» What you are asked to do
Write out the entries again exactly as they are given.

* Start *

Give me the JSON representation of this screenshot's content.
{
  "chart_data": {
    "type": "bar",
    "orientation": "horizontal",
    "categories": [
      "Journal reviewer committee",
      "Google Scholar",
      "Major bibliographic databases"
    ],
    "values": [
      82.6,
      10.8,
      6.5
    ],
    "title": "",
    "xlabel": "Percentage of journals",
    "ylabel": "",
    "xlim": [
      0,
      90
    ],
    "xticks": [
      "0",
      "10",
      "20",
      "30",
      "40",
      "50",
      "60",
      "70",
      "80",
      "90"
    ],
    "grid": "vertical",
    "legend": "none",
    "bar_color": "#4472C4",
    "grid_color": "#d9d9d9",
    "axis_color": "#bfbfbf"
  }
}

* End *

» Result of this task
Give me the JSON representation of this screenshot's content.
{
  "chart_data": {
    "type": "bar",
    "orientation": "horizontal",
    "categories": [
      "Journal reviewer committee",
      "Google Scholar",
      "Major bibliographic databases"
    ],
    "values": [
      82.6,
      10.8,
      6.5
    ],
    "title": "",
    "xlabel": "Percentage of journals",
    "ylabel": "",
    "xlim": [
      0,
      90
    ],
    "xticks": [
      "0",
      "10",
      "20",
      "30",
      "40",
      "50",
      "60",
      "70",
      "80",
      "90"
    ],
    "grid": "vertical",
    "legend": "none",
    "bar_color": "#4472C4",
    "grid_color": "#d9d9d9",
    "axis_color": "#bfbfbf"
  }
}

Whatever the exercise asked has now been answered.